WRITTEN REQUEST:
Reproduce each line of the records below word for word.

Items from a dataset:
§ §

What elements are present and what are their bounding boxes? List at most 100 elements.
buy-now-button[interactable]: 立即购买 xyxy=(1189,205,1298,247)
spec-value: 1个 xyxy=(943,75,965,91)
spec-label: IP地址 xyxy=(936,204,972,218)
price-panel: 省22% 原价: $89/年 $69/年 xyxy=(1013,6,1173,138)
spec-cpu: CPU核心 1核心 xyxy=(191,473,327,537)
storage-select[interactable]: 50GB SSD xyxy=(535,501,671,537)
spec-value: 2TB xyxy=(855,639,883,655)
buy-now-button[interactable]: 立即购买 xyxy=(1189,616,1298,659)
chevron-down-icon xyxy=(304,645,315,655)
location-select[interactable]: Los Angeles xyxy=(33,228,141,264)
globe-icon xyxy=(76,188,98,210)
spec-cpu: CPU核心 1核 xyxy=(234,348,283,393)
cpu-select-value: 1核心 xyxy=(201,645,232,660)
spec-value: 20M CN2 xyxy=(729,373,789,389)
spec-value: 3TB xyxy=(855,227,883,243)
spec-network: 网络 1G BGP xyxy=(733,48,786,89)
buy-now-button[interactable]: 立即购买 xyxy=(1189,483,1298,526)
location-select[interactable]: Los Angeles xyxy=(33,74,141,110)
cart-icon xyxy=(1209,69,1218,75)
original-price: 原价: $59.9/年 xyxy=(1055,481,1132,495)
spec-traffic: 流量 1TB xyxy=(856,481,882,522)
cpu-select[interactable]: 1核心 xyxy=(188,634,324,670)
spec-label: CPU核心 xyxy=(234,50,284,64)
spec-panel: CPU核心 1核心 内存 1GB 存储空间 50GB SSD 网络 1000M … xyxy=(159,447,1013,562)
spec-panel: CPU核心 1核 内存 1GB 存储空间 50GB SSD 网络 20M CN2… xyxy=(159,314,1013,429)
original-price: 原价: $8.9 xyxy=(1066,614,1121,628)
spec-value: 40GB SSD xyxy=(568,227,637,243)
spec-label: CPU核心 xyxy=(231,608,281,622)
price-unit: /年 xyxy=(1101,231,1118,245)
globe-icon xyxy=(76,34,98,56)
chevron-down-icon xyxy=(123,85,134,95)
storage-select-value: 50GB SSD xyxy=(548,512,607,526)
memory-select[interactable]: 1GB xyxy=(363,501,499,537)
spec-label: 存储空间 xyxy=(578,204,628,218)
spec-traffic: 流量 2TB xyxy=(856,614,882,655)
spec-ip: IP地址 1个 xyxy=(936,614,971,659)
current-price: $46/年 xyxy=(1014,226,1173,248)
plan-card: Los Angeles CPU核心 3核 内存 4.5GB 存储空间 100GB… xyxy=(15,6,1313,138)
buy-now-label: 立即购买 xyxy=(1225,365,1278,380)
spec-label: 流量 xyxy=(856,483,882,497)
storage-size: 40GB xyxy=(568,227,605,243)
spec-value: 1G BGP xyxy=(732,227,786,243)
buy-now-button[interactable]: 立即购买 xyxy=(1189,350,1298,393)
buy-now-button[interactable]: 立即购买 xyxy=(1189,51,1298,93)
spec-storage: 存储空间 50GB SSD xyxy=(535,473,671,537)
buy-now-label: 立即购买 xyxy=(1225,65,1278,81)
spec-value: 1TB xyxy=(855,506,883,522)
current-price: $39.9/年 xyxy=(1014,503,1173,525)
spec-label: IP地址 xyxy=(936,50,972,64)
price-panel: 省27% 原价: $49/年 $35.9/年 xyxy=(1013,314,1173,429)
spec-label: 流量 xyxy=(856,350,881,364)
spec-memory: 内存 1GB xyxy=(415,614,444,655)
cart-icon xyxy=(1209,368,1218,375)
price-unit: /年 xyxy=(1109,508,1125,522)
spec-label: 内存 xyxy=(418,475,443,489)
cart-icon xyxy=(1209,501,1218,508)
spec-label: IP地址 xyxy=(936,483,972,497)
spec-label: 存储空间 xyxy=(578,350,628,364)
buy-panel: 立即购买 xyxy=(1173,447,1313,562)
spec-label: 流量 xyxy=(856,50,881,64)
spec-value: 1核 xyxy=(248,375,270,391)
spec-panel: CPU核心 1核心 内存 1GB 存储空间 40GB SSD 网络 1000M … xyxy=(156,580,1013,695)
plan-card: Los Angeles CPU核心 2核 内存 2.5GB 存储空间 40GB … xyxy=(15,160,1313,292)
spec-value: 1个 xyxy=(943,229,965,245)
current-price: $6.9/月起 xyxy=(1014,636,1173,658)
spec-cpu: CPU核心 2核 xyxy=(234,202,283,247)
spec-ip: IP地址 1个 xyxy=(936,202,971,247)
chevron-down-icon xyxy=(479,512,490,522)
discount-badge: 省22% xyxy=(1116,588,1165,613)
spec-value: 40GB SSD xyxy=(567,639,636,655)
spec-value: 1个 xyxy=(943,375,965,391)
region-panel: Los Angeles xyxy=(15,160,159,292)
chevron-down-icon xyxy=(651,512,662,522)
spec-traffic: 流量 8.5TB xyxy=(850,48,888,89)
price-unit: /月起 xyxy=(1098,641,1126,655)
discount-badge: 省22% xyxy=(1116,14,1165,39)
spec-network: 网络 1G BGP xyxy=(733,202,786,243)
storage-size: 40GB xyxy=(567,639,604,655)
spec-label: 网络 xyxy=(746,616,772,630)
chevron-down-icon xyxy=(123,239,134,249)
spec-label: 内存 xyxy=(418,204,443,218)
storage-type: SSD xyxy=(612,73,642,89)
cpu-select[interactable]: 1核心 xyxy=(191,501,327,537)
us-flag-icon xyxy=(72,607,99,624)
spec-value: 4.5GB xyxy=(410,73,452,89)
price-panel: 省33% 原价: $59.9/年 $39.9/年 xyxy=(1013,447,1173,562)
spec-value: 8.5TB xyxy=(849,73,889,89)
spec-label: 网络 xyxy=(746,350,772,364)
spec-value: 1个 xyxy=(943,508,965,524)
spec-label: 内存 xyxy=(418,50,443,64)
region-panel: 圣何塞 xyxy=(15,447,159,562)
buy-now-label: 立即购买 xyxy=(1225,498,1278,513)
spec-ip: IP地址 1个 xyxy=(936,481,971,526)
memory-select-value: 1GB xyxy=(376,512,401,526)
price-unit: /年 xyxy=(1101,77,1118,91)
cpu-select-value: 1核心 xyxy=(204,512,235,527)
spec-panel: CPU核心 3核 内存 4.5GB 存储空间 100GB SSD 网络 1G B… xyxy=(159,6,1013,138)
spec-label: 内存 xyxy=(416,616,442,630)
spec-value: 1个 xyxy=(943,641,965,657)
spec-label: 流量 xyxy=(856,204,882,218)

§ §

SOLUTION TO THE EXERCISE:
What elements are present and what are their bounding boxes? List at most 100 elements.
buy-now-button[interactable]: 立即购买 xyxy=(1189,205,1298,247)
spec-value: 1个 xyxy=(943,75,965,91)
spec-label: IP地址 xyxy=(936,204,972,218)
price-panel: 省22% 原价: $89/年 $69/年 xyxy=(1013,6,1173,138)
spec-cpu: CPU核心 1核心 xyxy=(191,473,327,537)
storage-select[interactable]: 50GB SSD xyxy=(535,501,671,537)
spec-value: 2TB xyxy=(855,639,883,655)
buy-now-button[interactable]: 立即购买 xyxy=(1189,616,1298,659)
chevron-down-icon xyxy=(304,645,315,655)
location-select[interactable]: Los Angeles xyxy=(33,228,141,264)
globe-icon xyxy=(76,188,98,210)
spec-cpu: CPU核心 1核 xyxy=(234,348,283,393)
cpu-select-value: 1核心 xyxy=(201,645,232,660)
spec-value: 20M CN2 xyxy=(729,373,789,389)
spec-value: 3TB xyxy=(855,227,883,243)
spec-network: 网络 1G BGP xyxy=(733,48,786,89)
buy-now-button[interactable]: 立即购买 xyxy=(1189,483,1298,526)
location-select[interactable]: Los Angeles xyxy=(33,74,141,110)
cart-icon xyxy=(1209,69,1218,75)
original-price: 原价: $59.9/年 xyxy=(1055,481,1132,495)
spec-traffic: 流量 1TB xyxy=(856,481,882,522)
cpu-select[interactable]: 1核心 xyxy=(188,634,324,670)
spec-label: CPU核心 xyxy=(234,50,284,64)
spec-panel: CPU核心 1核心 内存 1GB 存储空间 50GB SSD 网络 1000M … xyxy=(159,447,1013,562)
spec-panel: CPU核心 1核 内存 1GB 存储空间 50GB SSD 网络 20M CN2… xyxy=(159,314,1013,429)
original-price: 原价: $8.9 xyxy=(1066,614,1121,628)
spec-value: 40GB SSD xyxy=(568,227,637,243)
spec-label: CPU核心 xyxy=(231,608,281,622)
price-unit: /年 xyxy=(1101,231,1118,245)
globe-icon xyxy=(76,34,98,56)
chevron-down-icon xyxy=(123,85,134,95)
storage-select-value: 50GB SSD xyxy=(548,512,607,526)
memory-select[interactable]: 1GB xyxy=(363,501,499,537)
spec-label: 存储空间 xyxy=(578,204,628,218)
spec-traffic: 流量 2TB xyxy=(856,614,882,655)
spec-ip: IP地址 1个 xyxy=(936,614,971,659)
current-price: $46/年 xyxy=(1014,226,1173,248)
plan-card: Los Angeles CPU核心 3核 内存 4.5GB 存储空间 100GB… xyxy=(15,6,1313,138)
buy-now-label: 立即购买 xyxy=(1225,365,1278,380)
spec-label: 流量 xyxy=(856,483,882,497)
storage-size: 40GB xyxy=(568,227,605,243)
spec-value: 1G BGP xyxy=(732,227,786,243)
buy-now-button[interactable]: 立即购买 xyxy=(1189,350,1298,393)
buy-now-button[interactable]: 立即购买 xyxy=(1189,51,1298,93)
spec-storage: 存储空间 50GB SSD xyxy=(535,473,671,537)
buy-now-label: 立即购买 xyxy=(1225,65,1278,81)
spec-value: 1TB xyxy=(855,506,883,522)
current-price: $39.9/年 xyxy=(1014,503,1173,525)
spec-label: IP地址 xyxy=(936,50,972,64)
price-panel: 省27% 原价: $49/年 $35.9/年 xyxy=(1013,314,1173,429)
spec-label: 流量 xyxy=(856,350,881,364)
spec-memory: 内存 1GB xyxy=(415,614,444,655)
cart-icon xyxy=(1209,368,1218,375)
price-unit: /年 xyxy=(1109,508,1125,522)
spec-label: 内存 xyxy=(418,475,443,489)
cart-icon xyxy=(1209,501,1218,508)
spec-label: IP地址 xyxy=(936,483,972,497)
spec-label: 存储空间 xyxy=(578,350,628,364)
buy-panel: 立即购买 xyxy=(1173,447,1313,562)
spec-label: 流量 xyxy=(856,50,881,64)
spec-value: 1核 xyxy=(248,375,270,391)
spec-panel: CPU核心 1核心 内存 1GB 存储空间 40GB SSD 网络 1000M … xyxy=(156,580,1013,695)
plan-card: Los Angeles CPU核心 2核 内存 2.5GB 存储空间 40GB … xyxy=(15,160,1313,292)
spec-value: 1个 xyxy=(943,229,965,245)
current-price: $6.9/月起 xyxy=(1014,636,1173,658)
spec-cpu: CPU核心 2核 xyxy=(234,202,283,247)
spec-ip: IP地址 1个 xyxy=(936,202,971,247)
chevron-down-icon xyxy=(479,512,490,522)
discount-badge: 省22% xyxy=(1116,588,1165,613)
spec-value: 40GB SSD xyxy=(567,639,636,655)
spec-value: 1个 xyxy=(943,375,965,391)
region-panel: Los Angeles xyxy=(15,160,159,292)
chevron-down-icon xyxy=(651,512,662,522)
spec-traffic: 流量 8.5TB xyxy=(850,48,888,89)
price-unit: /月起 xyxy=(1098,641,1126,655)
discount-badge: 省22% xyxy=(1116,14,1165,39)
spec-network: 网络 1G BGP xyxy=(733,202,786,243)
storage-size: 40GB xyxy=(567,639,604,655)
spec-label: 网络 xyxy=(746,616,772,630)
chevron-down-icon xyxy=(123,239,134,249)
spec-label: 内存 xyxy=(418,204,443,218)
storage-type: SSD xyxy=(612,73,642,89)
cpu-select[interactable]: 1核心 xyxy=(191,501,327,537)
us-flag-icon xyxy=(72,607,99,624)
spec-value: 4.5GB xyxy=(410,73,452,89)
price-panel: 省33% 原价: $59.9/年 $39.9/年 xyxy=(1013,447,1173,562)
spec-value: 8.5TB xyxy=(849,73,889,89)
spec-label: 网络 xyxy=(746,350,772,364)
spec-value: 1个 xyxy=(943,508,965,524)
spec-label: 内存 xyxy=(418,50,443,64)
region-panel: 圣何塞 xyxy=(15,447,159,562)
buy-now-label: 立即购买 xyxy=(1225,498,1278,513)
spec-ip: IP地址 1个 xyxy=(936,481,971,526)
memory-select-value: 1GB xyxy=(376,512,401,526)
price-unit: /年 xyxy=(1101,77,1118,91)
cpu-select-value: 1核心 xyxy=(204,512,235,527)
spec-panel: CPU核心 3核 内存 4.5GB 存储空间 100GB SSD 网络 1G B… xyxy=(159,6,1013,138)
spec-label: 内存 xyxy=(416,616,442,630)
spec-value: 1个 xyxy=(943,641,965,657)
spec-label: 流量 xyxy=(856,204,882,218)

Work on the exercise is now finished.